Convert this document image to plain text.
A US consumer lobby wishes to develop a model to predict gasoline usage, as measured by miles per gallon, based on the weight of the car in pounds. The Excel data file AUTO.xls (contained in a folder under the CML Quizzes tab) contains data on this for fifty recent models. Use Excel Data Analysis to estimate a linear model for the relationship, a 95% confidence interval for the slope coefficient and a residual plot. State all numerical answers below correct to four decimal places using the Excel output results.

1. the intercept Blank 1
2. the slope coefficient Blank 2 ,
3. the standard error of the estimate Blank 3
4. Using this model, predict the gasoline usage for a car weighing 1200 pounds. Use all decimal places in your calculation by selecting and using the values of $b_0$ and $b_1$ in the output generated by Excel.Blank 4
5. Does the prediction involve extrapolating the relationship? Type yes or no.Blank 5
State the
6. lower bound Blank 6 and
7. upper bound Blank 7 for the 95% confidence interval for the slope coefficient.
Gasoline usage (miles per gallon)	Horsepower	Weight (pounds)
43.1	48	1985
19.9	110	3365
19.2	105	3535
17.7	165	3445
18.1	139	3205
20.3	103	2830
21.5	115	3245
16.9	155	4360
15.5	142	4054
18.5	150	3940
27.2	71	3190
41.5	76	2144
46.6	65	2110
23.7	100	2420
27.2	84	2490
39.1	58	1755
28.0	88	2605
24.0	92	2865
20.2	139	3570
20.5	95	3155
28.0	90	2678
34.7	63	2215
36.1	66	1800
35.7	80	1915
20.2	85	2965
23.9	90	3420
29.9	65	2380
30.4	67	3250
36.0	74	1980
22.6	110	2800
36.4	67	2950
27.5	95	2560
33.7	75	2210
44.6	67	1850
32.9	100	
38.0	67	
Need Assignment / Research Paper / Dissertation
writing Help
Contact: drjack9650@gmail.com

***

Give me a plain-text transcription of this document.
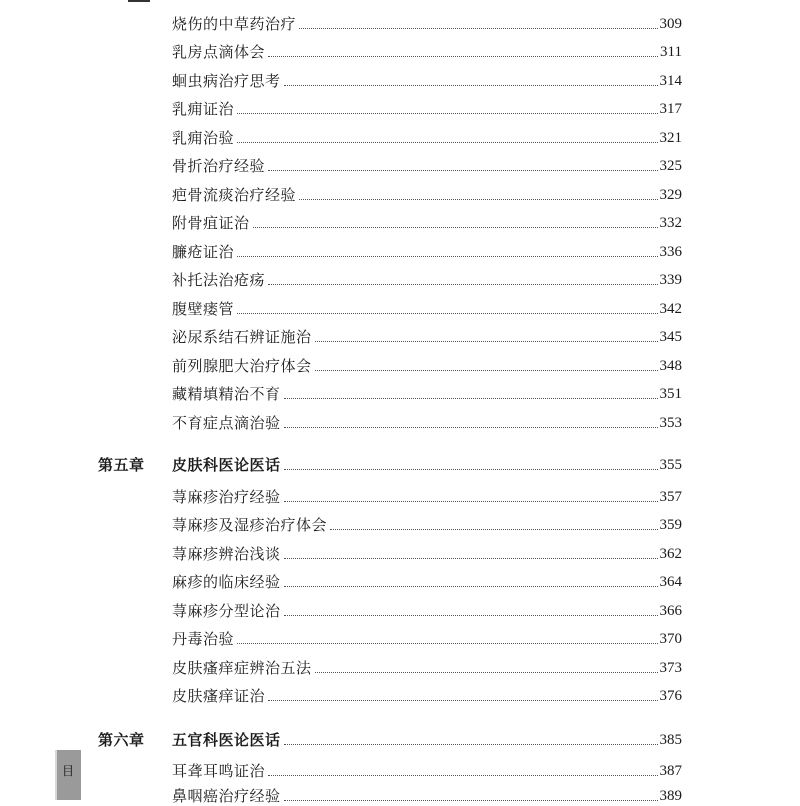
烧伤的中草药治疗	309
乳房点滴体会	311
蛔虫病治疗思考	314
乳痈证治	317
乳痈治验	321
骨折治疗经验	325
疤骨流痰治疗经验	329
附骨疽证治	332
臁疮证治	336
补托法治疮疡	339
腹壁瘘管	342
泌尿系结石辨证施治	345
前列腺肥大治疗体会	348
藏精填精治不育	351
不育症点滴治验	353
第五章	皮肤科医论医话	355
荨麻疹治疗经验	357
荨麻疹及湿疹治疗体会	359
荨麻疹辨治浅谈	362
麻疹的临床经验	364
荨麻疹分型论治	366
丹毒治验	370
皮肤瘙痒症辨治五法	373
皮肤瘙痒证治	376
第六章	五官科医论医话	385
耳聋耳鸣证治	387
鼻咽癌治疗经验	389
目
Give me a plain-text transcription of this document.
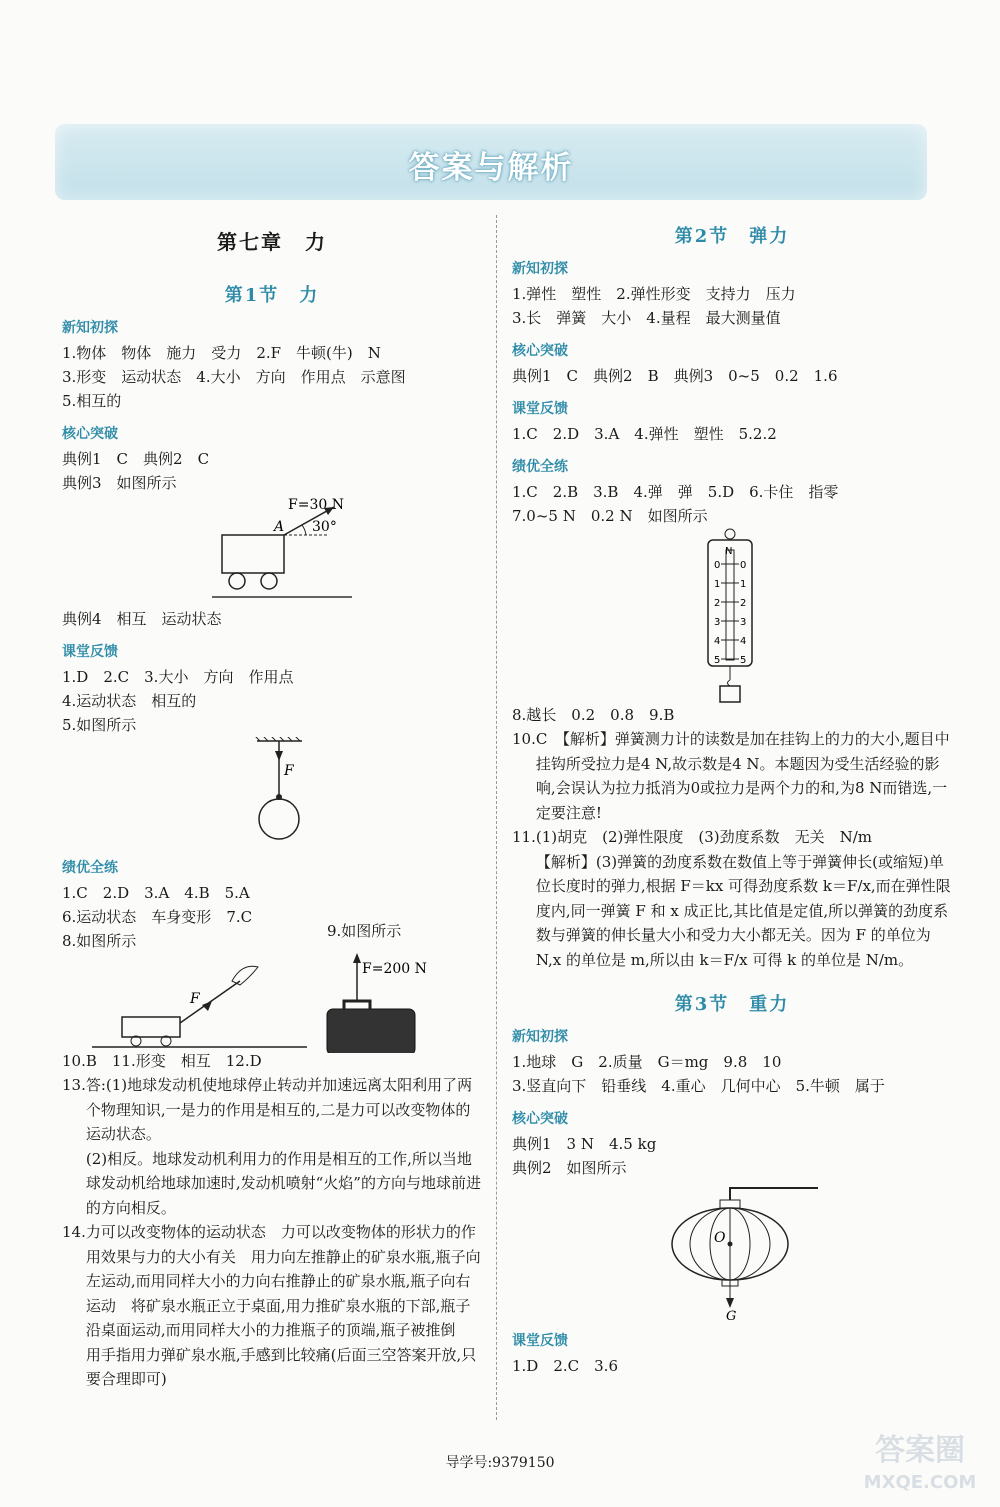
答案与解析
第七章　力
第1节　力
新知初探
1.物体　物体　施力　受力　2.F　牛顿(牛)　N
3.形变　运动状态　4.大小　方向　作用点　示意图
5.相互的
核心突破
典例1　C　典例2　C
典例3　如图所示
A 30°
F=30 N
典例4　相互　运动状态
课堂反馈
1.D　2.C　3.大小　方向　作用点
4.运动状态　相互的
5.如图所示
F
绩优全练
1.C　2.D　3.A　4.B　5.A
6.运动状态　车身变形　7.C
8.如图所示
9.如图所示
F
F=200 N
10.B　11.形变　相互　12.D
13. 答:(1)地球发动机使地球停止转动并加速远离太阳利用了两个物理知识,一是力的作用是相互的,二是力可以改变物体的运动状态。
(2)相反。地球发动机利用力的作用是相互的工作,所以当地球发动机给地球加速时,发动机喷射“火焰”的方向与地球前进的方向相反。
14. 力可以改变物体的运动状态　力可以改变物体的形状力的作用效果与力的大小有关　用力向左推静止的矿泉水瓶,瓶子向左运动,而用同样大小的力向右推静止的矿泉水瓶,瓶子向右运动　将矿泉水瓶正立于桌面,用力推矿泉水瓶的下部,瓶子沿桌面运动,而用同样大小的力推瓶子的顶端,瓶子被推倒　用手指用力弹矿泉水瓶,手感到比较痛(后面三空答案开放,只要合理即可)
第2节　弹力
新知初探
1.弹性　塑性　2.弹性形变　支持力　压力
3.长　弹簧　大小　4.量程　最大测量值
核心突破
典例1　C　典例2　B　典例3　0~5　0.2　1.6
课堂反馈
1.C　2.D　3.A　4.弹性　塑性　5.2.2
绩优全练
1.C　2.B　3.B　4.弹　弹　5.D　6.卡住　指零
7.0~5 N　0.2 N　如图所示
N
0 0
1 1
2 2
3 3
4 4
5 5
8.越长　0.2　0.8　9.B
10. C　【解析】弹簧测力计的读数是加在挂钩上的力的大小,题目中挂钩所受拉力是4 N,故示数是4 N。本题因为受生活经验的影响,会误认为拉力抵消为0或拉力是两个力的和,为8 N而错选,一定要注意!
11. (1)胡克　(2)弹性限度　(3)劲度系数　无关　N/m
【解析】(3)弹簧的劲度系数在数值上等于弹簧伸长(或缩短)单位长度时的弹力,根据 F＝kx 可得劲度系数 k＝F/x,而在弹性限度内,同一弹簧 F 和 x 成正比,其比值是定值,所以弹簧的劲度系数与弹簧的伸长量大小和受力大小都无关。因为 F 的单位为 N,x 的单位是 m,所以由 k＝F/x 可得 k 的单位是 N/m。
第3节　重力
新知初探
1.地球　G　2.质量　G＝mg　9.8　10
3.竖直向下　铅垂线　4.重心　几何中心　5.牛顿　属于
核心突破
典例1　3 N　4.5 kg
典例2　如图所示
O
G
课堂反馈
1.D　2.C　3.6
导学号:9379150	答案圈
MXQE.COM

***

Provide only the count of lines in the material above that hold the word "bound".

▶ [Written solution]
2